**WORKING DATA:**
= = = = = = =

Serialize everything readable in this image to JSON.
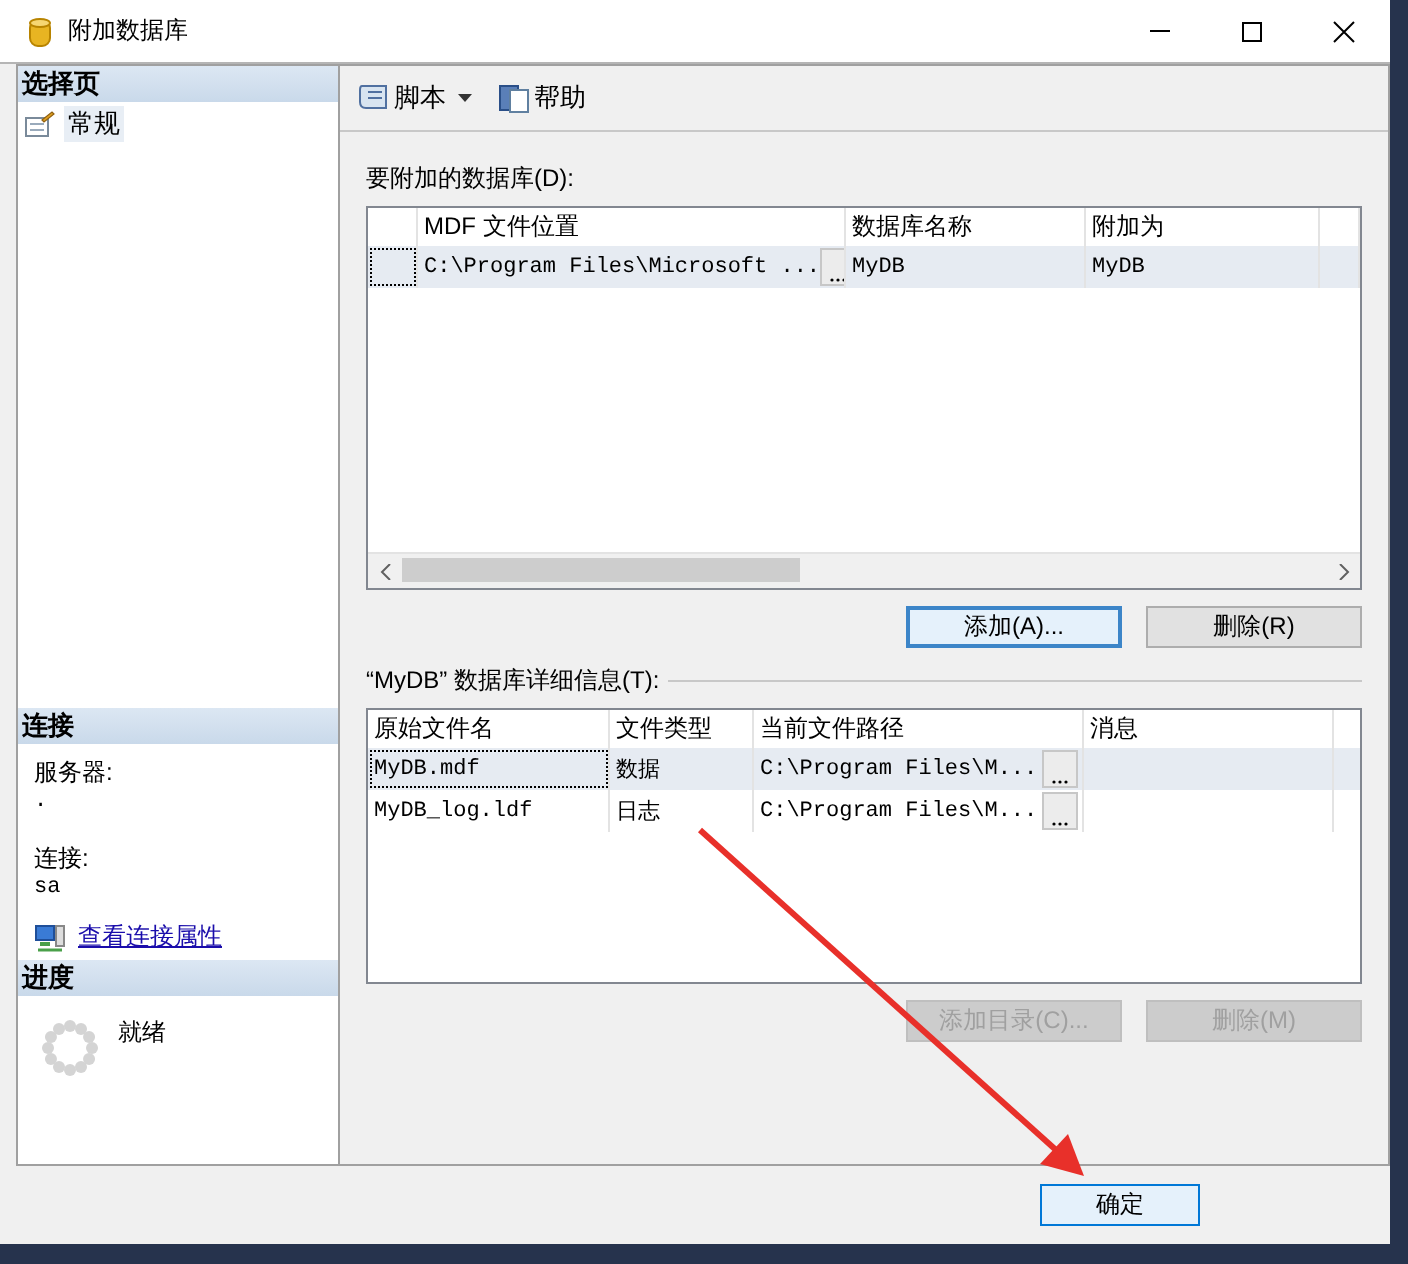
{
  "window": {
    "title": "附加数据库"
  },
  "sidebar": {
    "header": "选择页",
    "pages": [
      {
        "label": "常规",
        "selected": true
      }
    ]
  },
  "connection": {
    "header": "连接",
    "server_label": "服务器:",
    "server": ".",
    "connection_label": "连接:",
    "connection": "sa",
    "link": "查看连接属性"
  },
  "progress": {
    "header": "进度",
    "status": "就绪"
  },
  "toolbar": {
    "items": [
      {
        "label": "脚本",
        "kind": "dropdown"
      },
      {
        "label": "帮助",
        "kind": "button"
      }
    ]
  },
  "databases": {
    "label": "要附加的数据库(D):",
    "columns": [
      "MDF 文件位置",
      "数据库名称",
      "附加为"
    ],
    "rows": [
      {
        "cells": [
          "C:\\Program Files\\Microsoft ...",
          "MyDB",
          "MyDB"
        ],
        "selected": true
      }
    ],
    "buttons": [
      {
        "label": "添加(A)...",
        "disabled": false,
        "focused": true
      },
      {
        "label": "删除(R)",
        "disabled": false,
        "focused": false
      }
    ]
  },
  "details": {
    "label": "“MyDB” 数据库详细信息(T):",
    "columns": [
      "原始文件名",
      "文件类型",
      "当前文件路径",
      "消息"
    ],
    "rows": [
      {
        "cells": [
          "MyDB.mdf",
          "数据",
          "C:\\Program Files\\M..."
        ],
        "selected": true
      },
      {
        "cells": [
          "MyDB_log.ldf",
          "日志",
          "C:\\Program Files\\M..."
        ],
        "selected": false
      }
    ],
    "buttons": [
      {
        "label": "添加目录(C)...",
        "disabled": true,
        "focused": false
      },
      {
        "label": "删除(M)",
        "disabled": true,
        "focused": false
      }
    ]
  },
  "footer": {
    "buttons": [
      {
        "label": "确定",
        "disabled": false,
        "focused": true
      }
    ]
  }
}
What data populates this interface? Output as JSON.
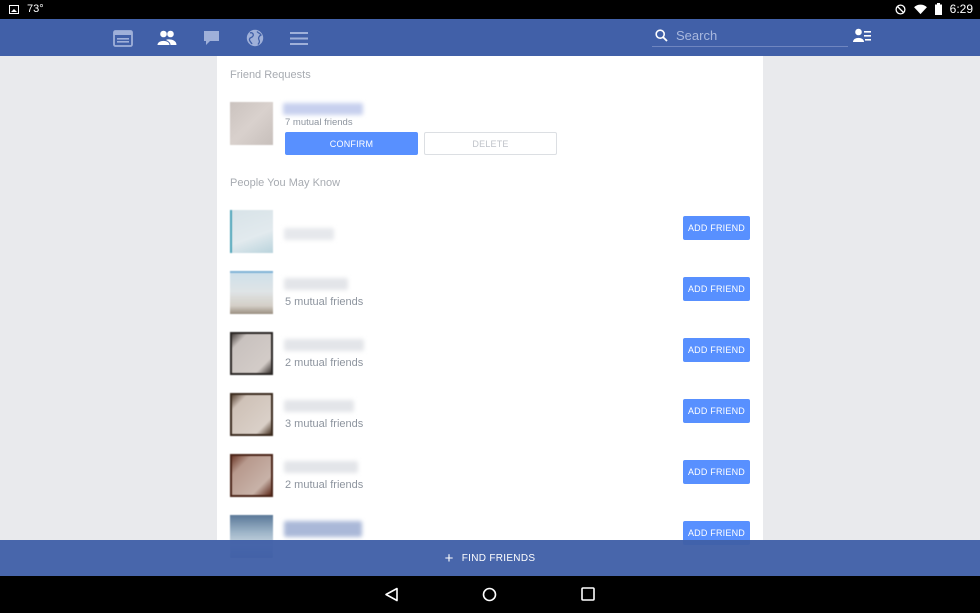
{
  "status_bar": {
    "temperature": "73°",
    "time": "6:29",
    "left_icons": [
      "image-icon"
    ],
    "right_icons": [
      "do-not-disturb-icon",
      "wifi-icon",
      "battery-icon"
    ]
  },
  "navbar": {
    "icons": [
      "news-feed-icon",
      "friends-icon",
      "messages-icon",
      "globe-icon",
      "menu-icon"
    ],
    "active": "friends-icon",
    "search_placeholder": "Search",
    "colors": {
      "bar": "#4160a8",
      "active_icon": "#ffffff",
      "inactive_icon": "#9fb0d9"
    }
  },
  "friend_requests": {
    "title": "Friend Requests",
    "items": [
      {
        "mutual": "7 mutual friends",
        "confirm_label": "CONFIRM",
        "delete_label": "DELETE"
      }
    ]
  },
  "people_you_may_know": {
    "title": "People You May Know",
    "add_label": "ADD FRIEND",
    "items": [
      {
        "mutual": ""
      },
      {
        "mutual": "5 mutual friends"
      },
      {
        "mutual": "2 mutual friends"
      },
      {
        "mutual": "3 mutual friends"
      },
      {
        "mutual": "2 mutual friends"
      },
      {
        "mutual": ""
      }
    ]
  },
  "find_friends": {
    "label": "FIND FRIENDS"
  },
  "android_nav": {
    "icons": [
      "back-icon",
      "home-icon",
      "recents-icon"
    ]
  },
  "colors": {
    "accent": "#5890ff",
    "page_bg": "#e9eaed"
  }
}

= = = = = = =

**INSTRUCTION:** In the records above, locate the line with "What data populates"; output it and each line after it through the last one, exactly, omitting pictures.

**ANSWER IN FULL:**
What data populates this interface? Output as JSON.
{
  "status_bar": {
    "temperature": "73°",
    "time": "6:29",
    "left_icons": [
      "image-icon"
    ],
    "right_icons": [
      "do-not-disturb-icon",
      "wifi-icon",
      "battery-icon"
    ]
  },
  "navbar": {
    "icons": [
      "news-feed-icon",
      "friends-icon",
      "messages-icon",
      "globe-icon",
      "menu-icon"
    ],
    "active": "friends-icon",
    "search_placeholder": "Search",
    "colors": {
      "bar": "#4160a8",
      "active_icon": "#ffffff",
      "inactive_icon": "#9fb0d9"
    }
  },
  "friend_requests": {
    "title": "Friend Requests",
    "items": [
      {
        "mutual": "7 mutual friends",
        "confirm_label": "CONFIRM",
        "delete_label": "DELETE"
      }
    ]
  },
  "people_you_may_know": {
    "title": "People You May Know",
    "add_label": "ADD FRIEND",
    "items": [
      {
        "mutual": ""
      },
      {
        "mutual": "5 mutual friends"
      },
      {
        "mutual": "2 mutual friends"
      },
      {
        "mutual": "3 mutual friends"
      },
      {
        "mutual": "2 mutual friends"
      },
      {
        "mutual": ""
      }
    ]
  },
  "find_friends": {
    "label": "FIND FRIENDS"
  },
  "android_nav": {
    "icons": [
      "back-icon",
      "home-icon",
      "recents-icon"
    ]
  },
  "colors": {
    "accent": "#5890ff",
    "page_bg": "#e9eaed"
  }
}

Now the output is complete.